DIRECTIONS:
Filter these entries down to the lines that hold the word "outpatient", and show each of them.

INFORMATION GIVEN:
**********
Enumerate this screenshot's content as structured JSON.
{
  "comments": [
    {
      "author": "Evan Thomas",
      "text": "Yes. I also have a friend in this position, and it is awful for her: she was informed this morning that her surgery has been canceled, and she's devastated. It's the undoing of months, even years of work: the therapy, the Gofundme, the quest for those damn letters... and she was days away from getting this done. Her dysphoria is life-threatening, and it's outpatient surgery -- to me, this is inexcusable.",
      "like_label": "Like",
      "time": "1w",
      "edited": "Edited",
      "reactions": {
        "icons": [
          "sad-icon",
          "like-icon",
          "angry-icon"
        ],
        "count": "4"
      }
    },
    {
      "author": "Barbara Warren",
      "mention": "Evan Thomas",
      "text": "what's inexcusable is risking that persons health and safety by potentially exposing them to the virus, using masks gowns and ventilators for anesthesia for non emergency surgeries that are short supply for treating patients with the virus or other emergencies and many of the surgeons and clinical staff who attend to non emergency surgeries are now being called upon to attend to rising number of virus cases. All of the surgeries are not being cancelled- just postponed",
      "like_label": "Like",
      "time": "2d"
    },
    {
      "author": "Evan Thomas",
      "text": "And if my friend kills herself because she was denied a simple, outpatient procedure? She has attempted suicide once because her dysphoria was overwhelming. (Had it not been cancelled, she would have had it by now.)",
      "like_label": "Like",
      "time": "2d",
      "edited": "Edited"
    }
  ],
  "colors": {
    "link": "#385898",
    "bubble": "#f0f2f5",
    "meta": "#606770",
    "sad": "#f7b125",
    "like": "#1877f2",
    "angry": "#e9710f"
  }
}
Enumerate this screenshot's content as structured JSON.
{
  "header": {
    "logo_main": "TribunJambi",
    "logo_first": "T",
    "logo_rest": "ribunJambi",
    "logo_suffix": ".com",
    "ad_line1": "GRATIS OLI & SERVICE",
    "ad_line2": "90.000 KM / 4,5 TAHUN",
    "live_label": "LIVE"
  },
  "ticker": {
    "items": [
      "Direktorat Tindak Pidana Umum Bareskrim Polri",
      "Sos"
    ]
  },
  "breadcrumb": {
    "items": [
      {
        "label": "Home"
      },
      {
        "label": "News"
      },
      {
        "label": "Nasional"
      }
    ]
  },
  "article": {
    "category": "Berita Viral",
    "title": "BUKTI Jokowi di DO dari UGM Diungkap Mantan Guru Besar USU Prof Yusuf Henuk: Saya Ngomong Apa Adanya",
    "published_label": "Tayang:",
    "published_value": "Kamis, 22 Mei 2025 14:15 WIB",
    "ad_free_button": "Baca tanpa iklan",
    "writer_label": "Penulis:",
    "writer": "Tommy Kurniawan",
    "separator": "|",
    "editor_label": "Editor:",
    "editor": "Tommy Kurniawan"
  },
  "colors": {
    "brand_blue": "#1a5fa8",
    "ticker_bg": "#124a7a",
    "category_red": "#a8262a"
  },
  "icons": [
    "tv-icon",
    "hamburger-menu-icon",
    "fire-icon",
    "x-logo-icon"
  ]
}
**********
ANSWER SECTION:
      "text": "Yes. I also have a friend in this position, and it is awful for her: she was informed this morning that her surgery has been canceled, and she's devastated. It's the undoing of months, even years of work: the therapy, the Gofundme, the quest for those damn letters... and she was days away from getting this done. Her dysphoria is life-threatening, and it's outpatient surgery -- to me, this is inexcusable.",
      "text": "And if my friend kills herself because she was denied a simple, outpatient procedure? She has attempted suicide once because her dysphoria was overwhelming. (Had it not been cancelled, she would have had it by now.)",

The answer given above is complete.